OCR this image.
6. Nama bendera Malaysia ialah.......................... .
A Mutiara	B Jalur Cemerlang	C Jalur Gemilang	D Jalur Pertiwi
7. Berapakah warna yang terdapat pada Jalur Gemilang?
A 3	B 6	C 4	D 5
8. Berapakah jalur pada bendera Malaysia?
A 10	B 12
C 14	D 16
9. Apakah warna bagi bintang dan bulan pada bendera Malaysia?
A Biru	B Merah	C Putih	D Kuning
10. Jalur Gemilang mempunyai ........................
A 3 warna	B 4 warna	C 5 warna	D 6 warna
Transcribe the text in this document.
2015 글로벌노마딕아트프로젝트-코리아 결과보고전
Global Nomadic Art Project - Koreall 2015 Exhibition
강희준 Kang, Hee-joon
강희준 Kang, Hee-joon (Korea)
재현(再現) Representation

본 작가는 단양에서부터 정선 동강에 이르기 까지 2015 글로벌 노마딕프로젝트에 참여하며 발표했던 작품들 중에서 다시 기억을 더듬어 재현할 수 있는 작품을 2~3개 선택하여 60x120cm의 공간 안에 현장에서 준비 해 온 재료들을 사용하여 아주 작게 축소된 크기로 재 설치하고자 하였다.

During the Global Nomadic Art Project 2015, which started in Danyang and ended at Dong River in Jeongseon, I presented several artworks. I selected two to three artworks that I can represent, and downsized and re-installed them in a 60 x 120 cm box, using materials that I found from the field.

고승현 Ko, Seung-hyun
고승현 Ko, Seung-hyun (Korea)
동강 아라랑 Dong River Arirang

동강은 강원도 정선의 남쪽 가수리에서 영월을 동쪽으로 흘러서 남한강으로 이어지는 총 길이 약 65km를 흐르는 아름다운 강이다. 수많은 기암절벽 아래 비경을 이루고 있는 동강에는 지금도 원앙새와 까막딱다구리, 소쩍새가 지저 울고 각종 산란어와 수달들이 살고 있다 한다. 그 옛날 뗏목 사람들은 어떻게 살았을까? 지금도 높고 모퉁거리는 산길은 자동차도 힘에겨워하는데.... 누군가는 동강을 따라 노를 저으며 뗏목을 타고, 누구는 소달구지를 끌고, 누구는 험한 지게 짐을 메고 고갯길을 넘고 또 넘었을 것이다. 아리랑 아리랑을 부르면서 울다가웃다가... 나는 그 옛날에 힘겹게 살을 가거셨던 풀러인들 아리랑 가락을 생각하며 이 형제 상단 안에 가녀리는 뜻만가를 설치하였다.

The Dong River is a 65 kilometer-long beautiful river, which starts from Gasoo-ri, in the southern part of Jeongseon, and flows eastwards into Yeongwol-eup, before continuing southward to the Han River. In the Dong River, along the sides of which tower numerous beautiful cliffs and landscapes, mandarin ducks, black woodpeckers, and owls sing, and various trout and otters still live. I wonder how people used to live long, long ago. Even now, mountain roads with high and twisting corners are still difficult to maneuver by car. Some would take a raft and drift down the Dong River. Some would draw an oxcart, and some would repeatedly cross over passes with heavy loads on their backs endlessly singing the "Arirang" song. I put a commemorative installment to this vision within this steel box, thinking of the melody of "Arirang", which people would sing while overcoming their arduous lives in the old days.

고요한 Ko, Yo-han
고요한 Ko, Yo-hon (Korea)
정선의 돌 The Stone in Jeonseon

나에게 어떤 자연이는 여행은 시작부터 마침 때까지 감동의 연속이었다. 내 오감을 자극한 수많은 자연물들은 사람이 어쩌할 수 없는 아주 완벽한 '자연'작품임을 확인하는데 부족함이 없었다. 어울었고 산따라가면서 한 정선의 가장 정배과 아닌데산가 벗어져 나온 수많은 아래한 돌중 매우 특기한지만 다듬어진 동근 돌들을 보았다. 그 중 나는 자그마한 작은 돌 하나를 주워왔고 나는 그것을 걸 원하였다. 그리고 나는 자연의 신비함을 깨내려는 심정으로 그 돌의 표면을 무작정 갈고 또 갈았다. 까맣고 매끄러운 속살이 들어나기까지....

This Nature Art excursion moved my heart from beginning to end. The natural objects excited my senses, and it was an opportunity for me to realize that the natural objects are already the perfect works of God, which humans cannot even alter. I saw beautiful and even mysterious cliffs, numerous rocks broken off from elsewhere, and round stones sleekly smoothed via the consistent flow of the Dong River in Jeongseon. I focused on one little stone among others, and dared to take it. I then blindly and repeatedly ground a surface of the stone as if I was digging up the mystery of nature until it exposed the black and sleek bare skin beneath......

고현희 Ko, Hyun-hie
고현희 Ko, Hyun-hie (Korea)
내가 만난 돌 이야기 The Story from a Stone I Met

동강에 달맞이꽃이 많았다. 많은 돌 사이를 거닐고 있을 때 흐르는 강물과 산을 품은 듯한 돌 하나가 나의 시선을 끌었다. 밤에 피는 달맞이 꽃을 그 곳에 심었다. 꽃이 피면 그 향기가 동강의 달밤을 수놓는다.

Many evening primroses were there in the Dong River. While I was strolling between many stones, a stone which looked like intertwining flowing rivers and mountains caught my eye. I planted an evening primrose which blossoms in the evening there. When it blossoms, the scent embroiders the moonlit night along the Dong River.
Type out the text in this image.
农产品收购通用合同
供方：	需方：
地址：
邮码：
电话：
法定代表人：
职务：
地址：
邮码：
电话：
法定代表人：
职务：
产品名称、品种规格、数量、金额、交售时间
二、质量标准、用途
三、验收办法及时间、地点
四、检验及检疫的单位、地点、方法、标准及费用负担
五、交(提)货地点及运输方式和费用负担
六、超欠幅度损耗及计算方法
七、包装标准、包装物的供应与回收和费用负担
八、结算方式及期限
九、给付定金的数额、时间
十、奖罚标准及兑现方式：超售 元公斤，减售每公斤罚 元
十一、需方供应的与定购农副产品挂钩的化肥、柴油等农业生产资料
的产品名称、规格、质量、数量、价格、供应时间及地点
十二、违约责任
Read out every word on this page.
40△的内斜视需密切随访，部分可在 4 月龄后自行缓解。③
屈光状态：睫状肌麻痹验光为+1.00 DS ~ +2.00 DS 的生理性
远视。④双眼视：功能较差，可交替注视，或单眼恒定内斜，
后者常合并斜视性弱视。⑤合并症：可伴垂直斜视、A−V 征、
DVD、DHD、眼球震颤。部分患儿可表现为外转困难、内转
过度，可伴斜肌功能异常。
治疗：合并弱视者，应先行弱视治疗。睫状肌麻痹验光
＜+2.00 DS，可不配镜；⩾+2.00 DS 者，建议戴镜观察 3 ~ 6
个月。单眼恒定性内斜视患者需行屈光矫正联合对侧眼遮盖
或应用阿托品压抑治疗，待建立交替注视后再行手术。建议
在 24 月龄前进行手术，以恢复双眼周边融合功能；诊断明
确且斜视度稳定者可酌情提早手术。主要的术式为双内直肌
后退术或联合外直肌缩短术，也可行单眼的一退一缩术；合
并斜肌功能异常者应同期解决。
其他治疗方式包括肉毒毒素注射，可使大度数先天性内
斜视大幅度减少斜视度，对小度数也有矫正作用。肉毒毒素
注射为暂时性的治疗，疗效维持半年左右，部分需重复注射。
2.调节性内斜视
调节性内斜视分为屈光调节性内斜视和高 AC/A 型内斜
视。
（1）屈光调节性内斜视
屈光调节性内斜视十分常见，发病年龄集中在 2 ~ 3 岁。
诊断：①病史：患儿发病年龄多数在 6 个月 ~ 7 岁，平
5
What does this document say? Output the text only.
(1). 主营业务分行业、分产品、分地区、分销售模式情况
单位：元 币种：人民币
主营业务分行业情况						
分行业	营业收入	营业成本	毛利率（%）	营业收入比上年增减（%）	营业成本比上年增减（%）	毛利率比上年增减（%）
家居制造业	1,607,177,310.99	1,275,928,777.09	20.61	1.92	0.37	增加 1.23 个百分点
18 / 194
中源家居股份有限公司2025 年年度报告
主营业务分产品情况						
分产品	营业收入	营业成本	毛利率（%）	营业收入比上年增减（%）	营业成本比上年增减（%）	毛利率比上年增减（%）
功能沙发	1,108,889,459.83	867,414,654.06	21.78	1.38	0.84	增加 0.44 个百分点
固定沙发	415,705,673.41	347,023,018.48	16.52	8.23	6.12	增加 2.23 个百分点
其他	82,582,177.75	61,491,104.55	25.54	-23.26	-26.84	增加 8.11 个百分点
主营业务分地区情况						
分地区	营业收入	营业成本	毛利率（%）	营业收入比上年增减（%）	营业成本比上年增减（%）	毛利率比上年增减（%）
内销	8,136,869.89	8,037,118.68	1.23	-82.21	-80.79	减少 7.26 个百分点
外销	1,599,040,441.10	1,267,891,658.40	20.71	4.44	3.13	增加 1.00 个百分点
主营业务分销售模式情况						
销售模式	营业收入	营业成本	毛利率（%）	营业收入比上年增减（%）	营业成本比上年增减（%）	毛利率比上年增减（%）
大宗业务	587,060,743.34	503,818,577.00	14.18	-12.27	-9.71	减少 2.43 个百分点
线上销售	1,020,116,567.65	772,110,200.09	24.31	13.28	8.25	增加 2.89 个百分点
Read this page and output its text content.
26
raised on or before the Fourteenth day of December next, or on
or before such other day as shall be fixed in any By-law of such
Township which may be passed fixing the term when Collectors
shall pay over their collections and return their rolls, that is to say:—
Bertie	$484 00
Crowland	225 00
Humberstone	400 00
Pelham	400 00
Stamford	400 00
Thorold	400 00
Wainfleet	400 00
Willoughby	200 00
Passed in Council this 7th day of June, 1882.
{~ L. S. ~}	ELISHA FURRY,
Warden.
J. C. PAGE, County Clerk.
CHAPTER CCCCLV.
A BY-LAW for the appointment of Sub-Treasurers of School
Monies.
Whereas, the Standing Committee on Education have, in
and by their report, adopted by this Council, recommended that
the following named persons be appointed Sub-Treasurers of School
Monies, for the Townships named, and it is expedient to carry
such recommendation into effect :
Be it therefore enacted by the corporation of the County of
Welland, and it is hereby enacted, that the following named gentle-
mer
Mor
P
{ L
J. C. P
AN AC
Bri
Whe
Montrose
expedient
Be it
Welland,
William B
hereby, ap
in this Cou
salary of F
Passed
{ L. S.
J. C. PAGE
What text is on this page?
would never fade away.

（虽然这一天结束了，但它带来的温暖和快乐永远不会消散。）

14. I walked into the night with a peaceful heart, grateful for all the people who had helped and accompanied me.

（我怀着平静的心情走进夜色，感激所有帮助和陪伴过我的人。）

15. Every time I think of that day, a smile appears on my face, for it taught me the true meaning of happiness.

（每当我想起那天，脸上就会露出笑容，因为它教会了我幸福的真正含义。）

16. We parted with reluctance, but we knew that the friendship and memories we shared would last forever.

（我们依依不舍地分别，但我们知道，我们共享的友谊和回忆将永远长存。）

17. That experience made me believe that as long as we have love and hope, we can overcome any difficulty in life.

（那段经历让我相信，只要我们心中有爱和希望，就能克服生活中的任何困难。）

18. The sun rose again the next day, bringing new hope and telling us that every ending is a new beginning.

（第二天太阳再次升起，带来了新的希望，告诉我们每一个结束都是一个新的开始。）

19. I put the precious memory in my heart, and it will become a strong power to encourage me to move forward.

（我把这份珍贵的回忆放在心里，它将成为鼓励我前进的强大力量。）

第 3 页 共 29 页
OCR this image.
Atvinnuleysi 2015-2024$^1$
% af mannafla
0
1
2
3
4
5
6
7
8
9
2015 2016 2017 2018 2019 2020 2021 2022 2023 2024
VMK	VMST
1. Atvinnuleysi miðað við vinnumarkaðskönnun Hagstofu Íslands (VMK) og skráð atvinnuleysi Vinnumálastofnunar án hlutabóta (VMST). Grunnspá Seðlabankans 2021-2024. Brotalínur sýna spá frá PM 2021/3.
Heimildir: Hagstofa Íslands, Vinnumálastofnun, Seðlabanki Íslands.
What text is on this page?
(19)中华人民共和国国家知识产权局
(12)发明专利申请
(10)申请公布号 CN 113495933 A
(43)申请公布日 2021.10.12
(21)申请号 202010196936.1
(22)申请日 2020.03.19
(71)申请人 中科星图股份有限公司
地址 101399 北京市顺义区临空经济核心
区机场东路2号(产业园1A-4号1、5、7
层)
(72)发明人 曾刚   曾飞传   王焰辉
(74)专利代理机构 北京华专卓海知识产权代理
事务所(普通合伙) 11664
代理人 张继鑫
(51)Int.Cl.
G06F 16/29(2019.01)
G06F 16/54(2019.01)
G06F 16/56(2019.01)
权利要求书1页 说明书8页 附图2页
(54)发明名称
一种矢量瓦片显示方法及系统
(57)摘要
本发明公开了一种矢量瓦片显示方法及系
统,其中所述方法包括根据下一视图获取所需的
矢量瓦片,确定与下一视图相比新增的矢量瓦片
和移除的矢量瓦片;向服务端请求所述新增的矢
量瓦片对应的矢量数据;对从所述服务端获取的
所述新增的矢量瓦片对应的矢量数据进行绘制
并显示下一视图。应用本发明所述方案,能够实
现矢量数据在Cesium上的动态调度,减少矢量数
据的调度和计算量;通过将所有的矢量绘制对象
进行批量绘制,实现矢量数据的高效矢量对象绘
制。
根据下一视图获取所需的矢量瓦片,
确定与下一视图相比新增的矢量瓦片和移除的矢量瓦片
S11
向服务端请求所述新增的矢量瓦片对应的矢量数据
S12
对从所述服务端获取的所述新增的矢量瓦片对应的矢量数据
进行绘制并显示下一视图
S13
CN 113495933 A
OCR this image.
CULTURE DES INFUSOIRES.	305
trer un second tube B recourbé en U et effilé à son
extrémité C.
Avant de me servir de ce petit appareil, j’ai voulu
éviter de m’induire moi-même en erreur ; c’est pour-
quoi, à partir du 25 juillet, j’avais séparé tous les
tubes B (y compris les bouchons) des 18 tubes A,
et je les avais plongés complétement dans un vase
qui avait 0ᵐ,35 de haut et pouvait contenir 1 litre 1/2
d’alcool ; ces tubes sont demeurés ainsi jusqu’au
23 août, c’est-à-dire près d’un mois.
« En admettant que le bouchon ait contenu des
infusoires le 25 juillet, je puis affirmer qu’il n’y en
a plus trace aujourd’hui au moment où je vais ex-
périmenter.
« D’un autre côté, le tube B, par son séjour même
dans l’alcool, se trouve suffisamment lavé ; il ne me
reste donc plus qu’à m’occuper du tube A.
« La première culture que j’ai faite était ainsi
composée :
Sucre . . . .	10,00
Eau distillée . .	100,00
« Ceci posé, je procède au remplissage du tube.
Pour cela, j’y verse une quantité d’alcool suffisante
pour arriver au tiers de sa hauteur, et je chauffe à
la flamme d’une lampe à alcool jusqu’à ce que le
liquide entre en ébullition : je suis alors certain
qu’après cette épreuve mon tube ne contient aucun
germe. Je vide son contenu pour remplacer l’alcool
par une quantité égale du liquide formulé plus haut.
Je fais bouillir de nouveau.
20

SET EXERCISE → Return only the count of lines in the records that hold the word "liquide".

PROBLEM SOLUTION → 2